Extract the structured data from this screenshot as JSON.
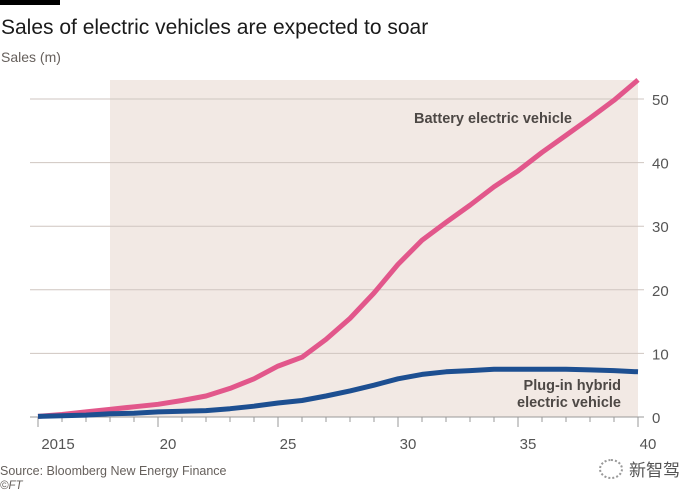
{
  "chart_data": {
    "type": "line",
    "title": "Sales of electric vehicles are expected to soar",
    "ylabel": "Sales (m)",
    "xlabel": "",
    "x": [
      2015,
      2016,
      2017,
      2018,
      2019,
      2020,
      2021,
      2022,
      2023,
      2024,
      2025,
      2026,
      2027,
      2028,
      2029,
      2030,
      2031,
      2032,
      2033,
      2034,
      2035,
      2036,
      2037,
      2038,
      2039,
      2040
    ],
    "xlim": [
      2015,
      2040
    ],
    "ylim": [
      0,
      53
    ],
    "x_ticks": [
      {
        "value": 2015,
        "label": "2015"
      },
      {
        "value": 2020,
        "label": "20"
      },
      {
        "value": 2025,
        "label": "25"
      },
      {
        "value": 2030,
        "label": "30"
      },
      {
        "value": 2035,
        "label": "35"
      },
      {
        "value": 2040,
        "label": "40"
      }
    ],
    "y_ticks": [
      {
        "value": 0,
        "label": "0"
      },
      {
        "value": 10,
        "label": "10"
      },
      {
        "value": 20,
        "label": "20"
      },
      {
        "value": 30,
        "label": "30"
      },
      {
        "value": 40,
        "label": "40"
      },
      {
        "value": 50,
        "label": "50"
      }
    ],
    "forecast_shading_from": 2018,
    "grid": true,
    "y_axis_side": "right",
    "series": [
      {
        "name": "Battery electric vehicle",
        "color": "#e2578b",
        "values": [
          0.1,
          0.4,
          0.8,
          1.2,
          1.6,
          2.0,
          2.6,
          3.3,
          4.5,
          6.0,
          8.0,
          9.4,
          12.2,
          15.5,
          19.5,
          24.0,
          27.8,
          30.6,
          33.3,
          36.2,
          38.7,
          41.6,
          44.3,
          47.0,
          49.8,
          53.0
        ]
      },
      {
        "name": "Plug-in hybrid electric vehicle",
        "color": "#1d4f91",
        "values": [
          0.1,
          0.2,
          0.3,
          0.5,
          0.6,
          0.8,
          0.9,
          1.0,
          1.3,
          1.7,
          2.2,
          2.6,
          3.3,
          4.1,
          5.0,
          6.0,
          6.7,
          7.1,
          7.3,
          7.5,
          7.5,
          7.5,
          7.5,
          7.4,
          7.3,
          7.1
        ]
      }
    ],
    "annotations": [
      {
        "text": "Battery electric vehicle",
        "series": 0
      },
      {
        "text": "Plug-in hybrid",
        "series": 1
      },
      {
        "text": "electric vehicle",
        "series": 1
      }
    ]
  },
  "footer": {
    "source": "Source: Bloomberg New Energy Finance",
    "copyright": "©FT",
    "watermark": "新智驾"
  },
  "colors": {
    "shading": "#f2e9e4",
    "grid": "#cfc6c0",
    "axis": "#999"
  }
}
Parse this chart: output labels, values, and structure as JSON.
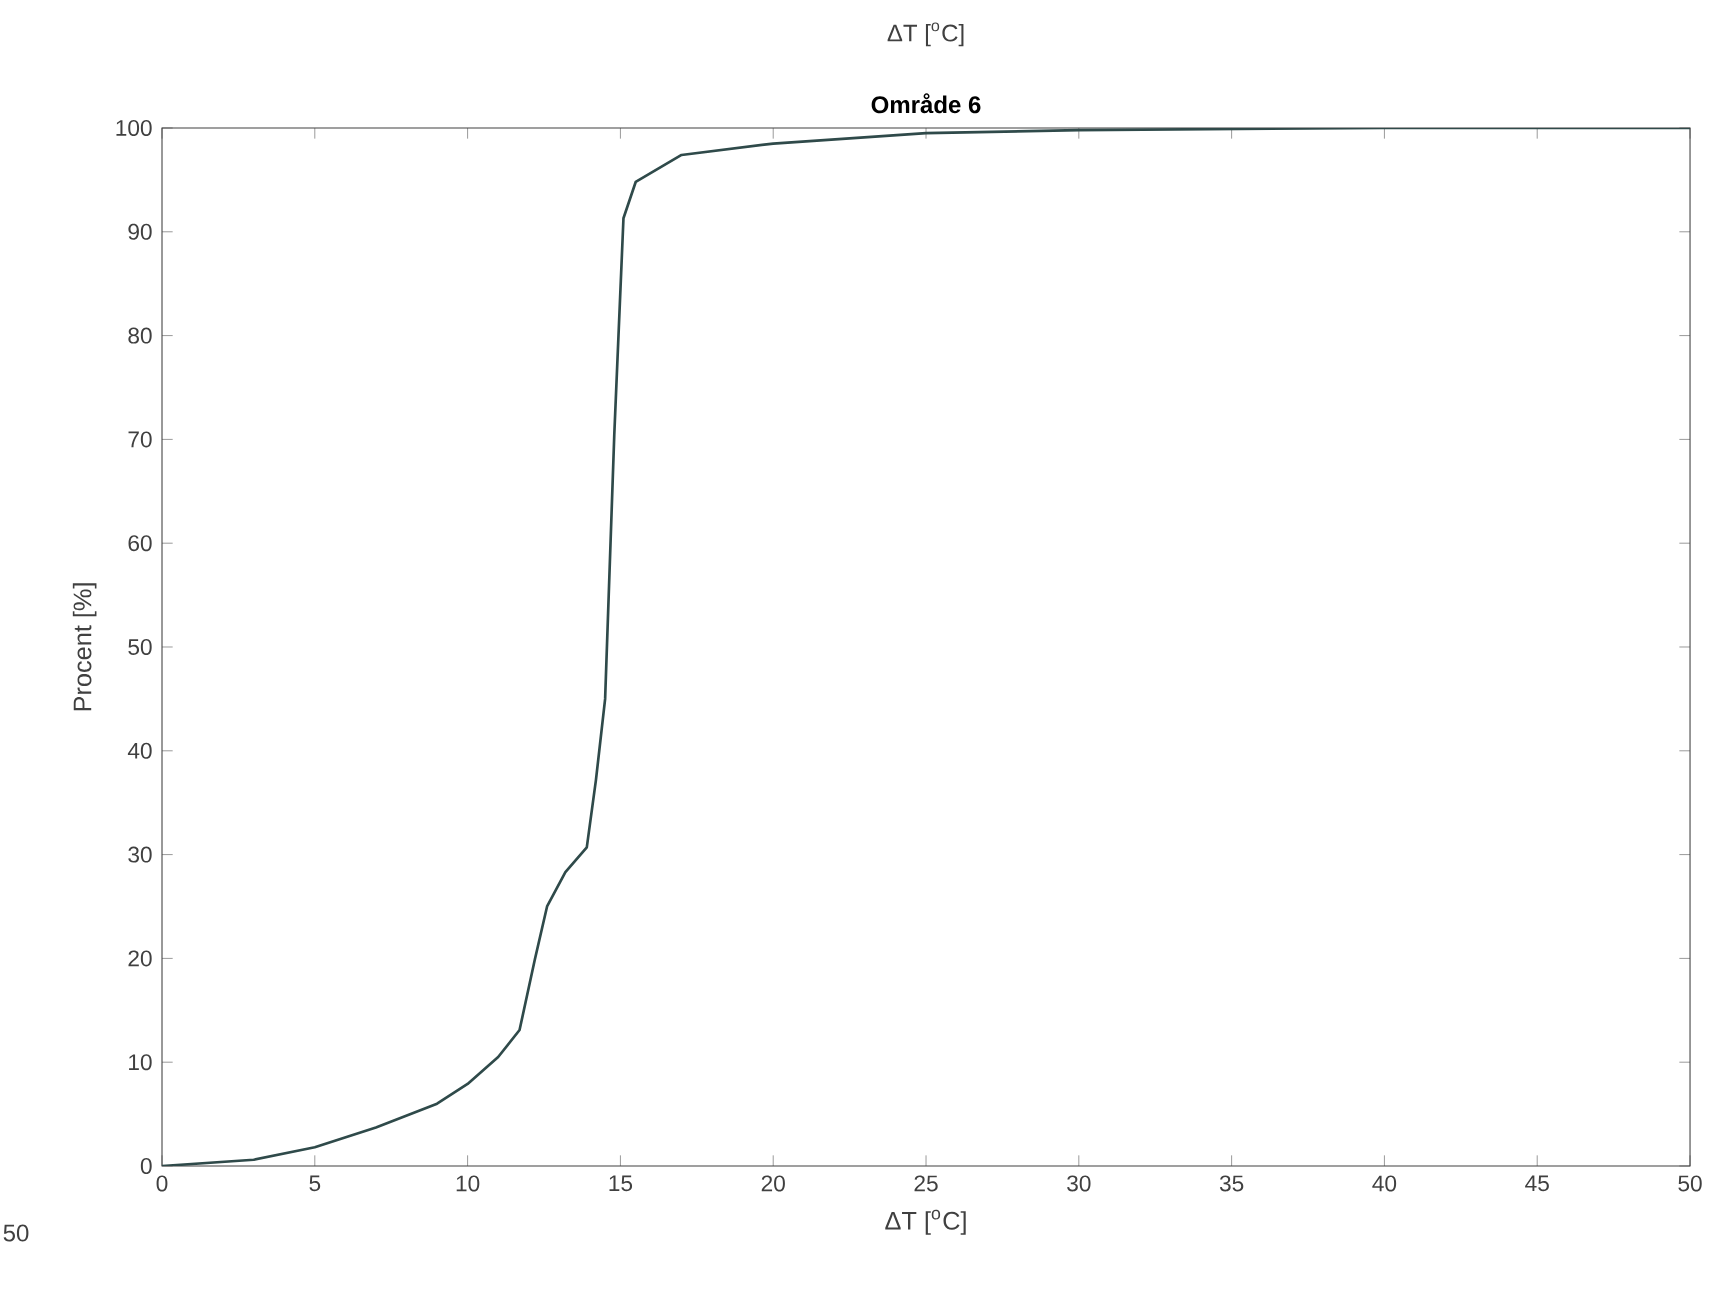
{
  "chart_data": {
    "type": "line",
    "title": "Område 6",
    "xlabel": "ΔT [$^{o}$C]",
    "ylabel": "Procent [%]",
    "annotations": [
      "ΔT [$^{o}$C]",
      "50"
    ],
    "x": [
      0,
      3,
      5,
      7,
      9,
      10,
      11,
      11.7,
      12.2,
      12.6,
      13.2,
      13.9,
      14.2,
      14.5,
      14.8,
      15.1,
      15.5,
      17,
      20,
      25,
      30,
      40,
      50
    ],
    "series": [
      {
        "color": "#2f4a4a",
        "values": [
          0,
          0.6,
          1.8,
          3.7,
          6,
          7.9,
          10.5,
          13.1,
          19.9,
          25,
          28.3,
          30.7,
          37.2,
          45,
          70.5,
          91.3,
          94.8,
          97.4,
          98.5,
          99.5,
          99.8,
          100,
          100
        ]
      }
    ],
    "xlim": [
      0,
      50
    ],
    "ylim": [
      0,
      100
    ],
    "xticks": [
      0,
      5,
      10,
      15,
      20,
      25,
      30,
      35,
      40,
      45,
      50
    ],
    "yticks": [
      0,
      10,
      20,
      30,
      40,
      50,
      60,
      70,
      80,
      90,
      100
    ]
  }
}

————————

GOAL OF THE EXERCISE: Provide the number of lines in these entries that hold the word "Battery", without any accompanying text.

TASK OUTPUT: 2